RECORDS SUPPLIED →

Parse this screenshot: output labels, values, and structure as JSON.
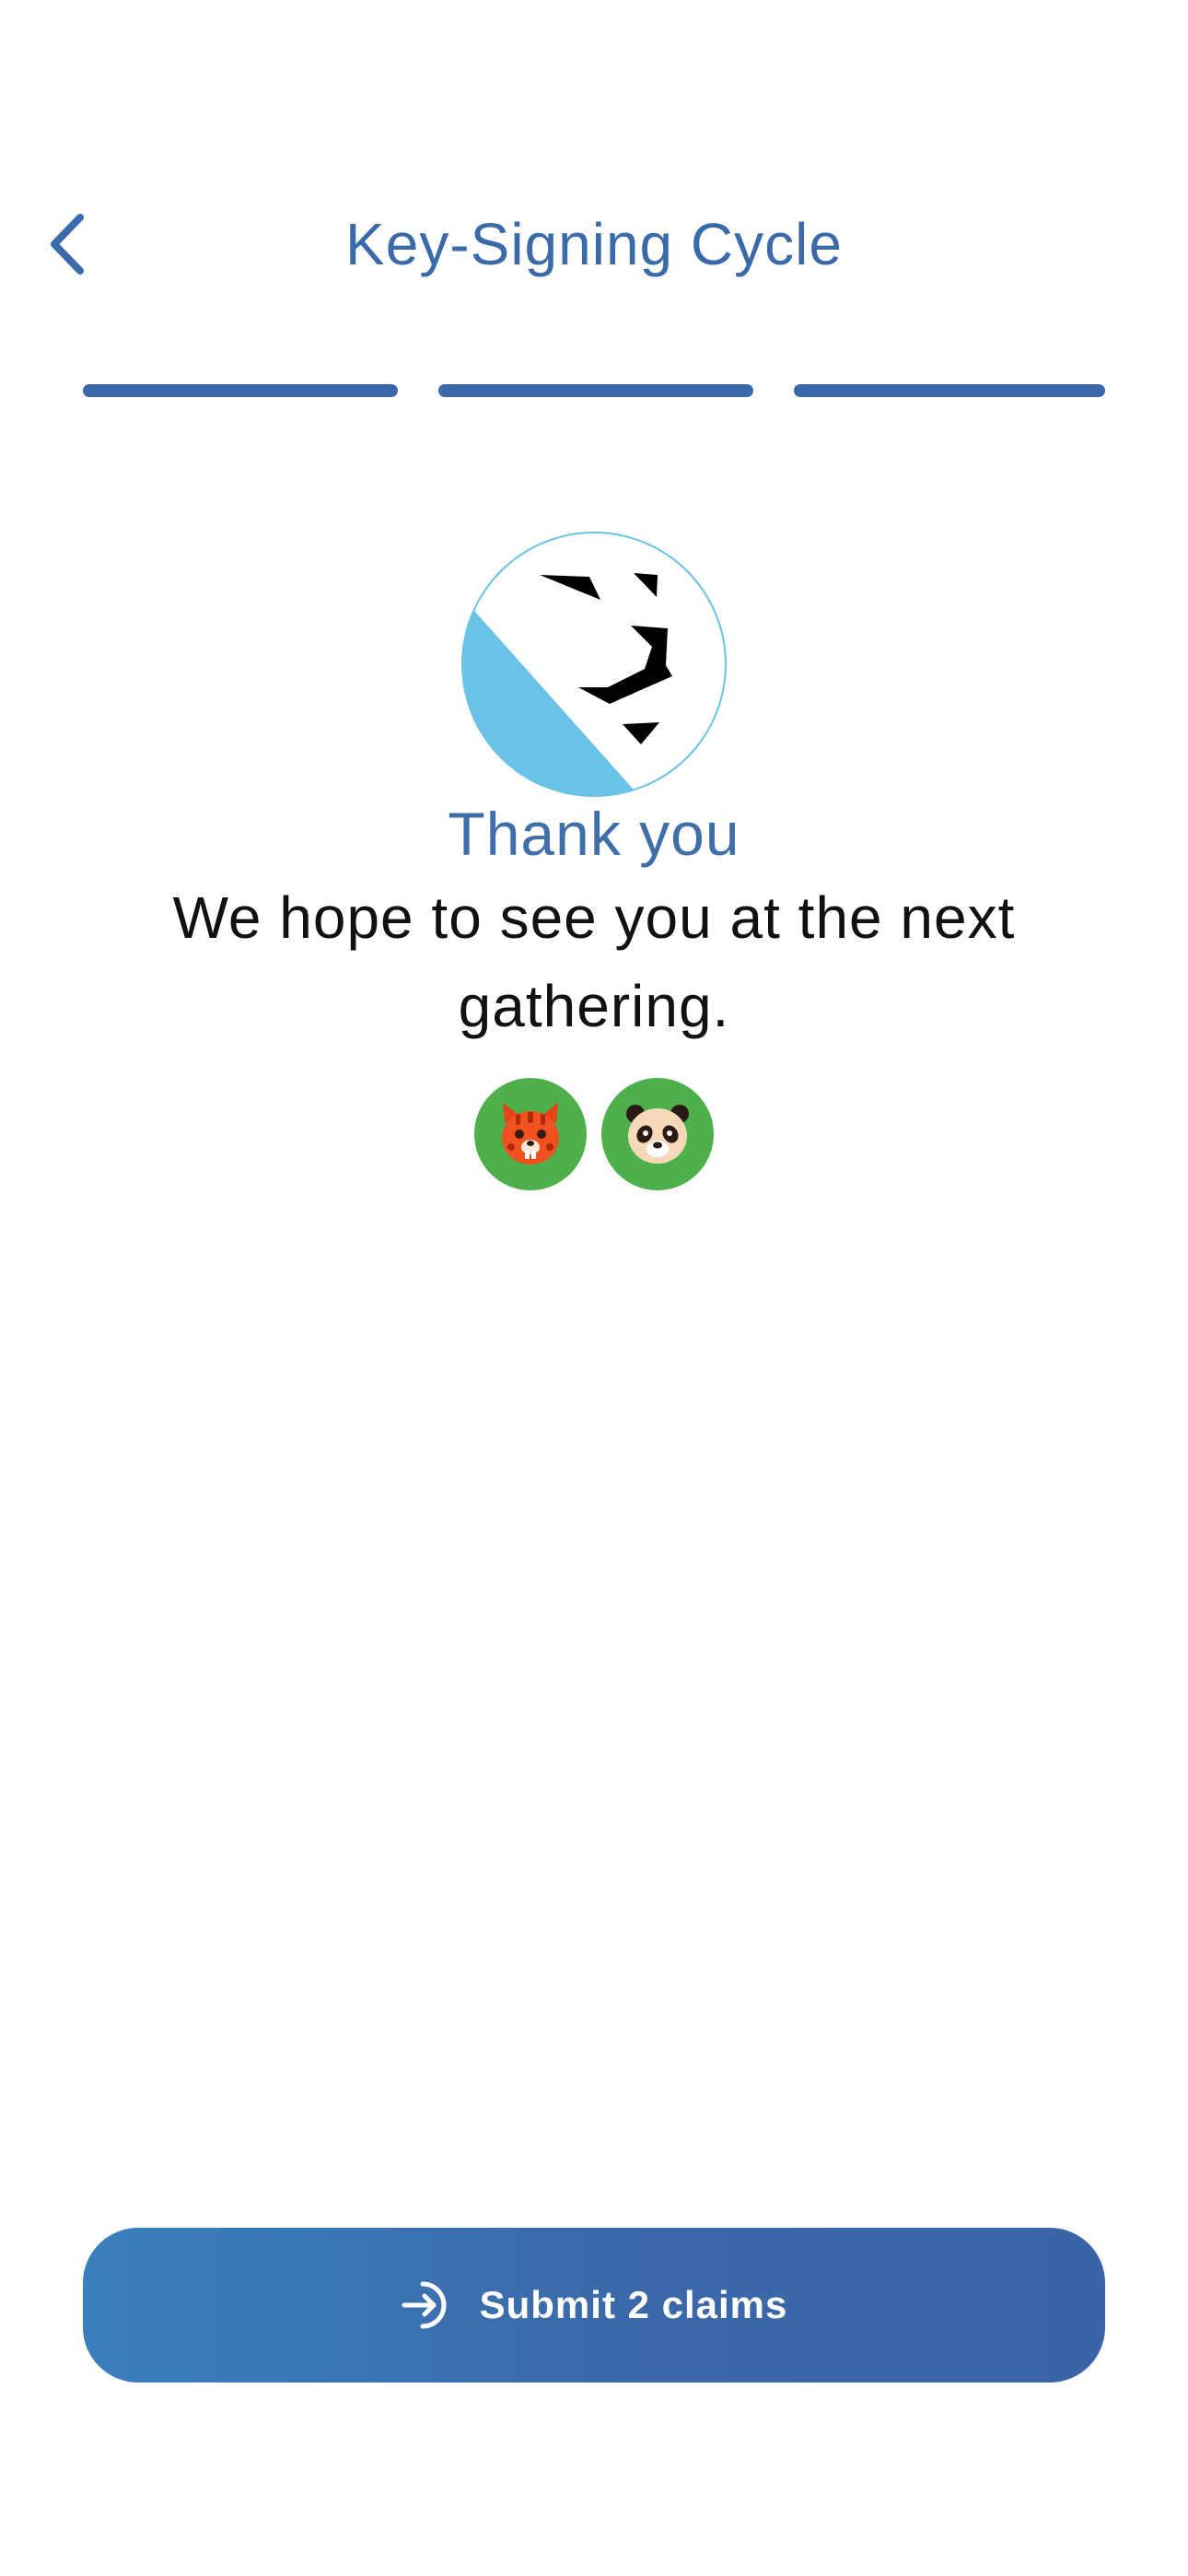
{
  "header": {
    "title": "Key-Signing Cycle",
    "back_icon": "chevron-left-icon"
  },
  "progress": {
    "total_steps": 3,
    "completed_steps": 3,
    "color": "#3a69a9"
  },
  "avatar": {
    "icon": "lion-icon",
    "accent_color": "#6ac3e6"
  },
  "content": {
    "title": "Thank you",
    "message": "We hope to see you at the next gathering."
  },
  "participants": [
    {
      "icon": "tiger-icon",
      "background": "#4db04a"
    },
    {
      "icon": "panda-icon",
      "background": "#4db04a"
    }
  ],
  "submit_button": {
    "label": "Submit 2 claims",
    "icon": "arrow-right-circle-icon"
  }
}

GIVEN INSTRUCTION → Lines of the material that contain the word "title" are to be gathered.

ANSWER TO THE TASK →
    "title": "Key-Signing Cycle",
    "title": "Thank you",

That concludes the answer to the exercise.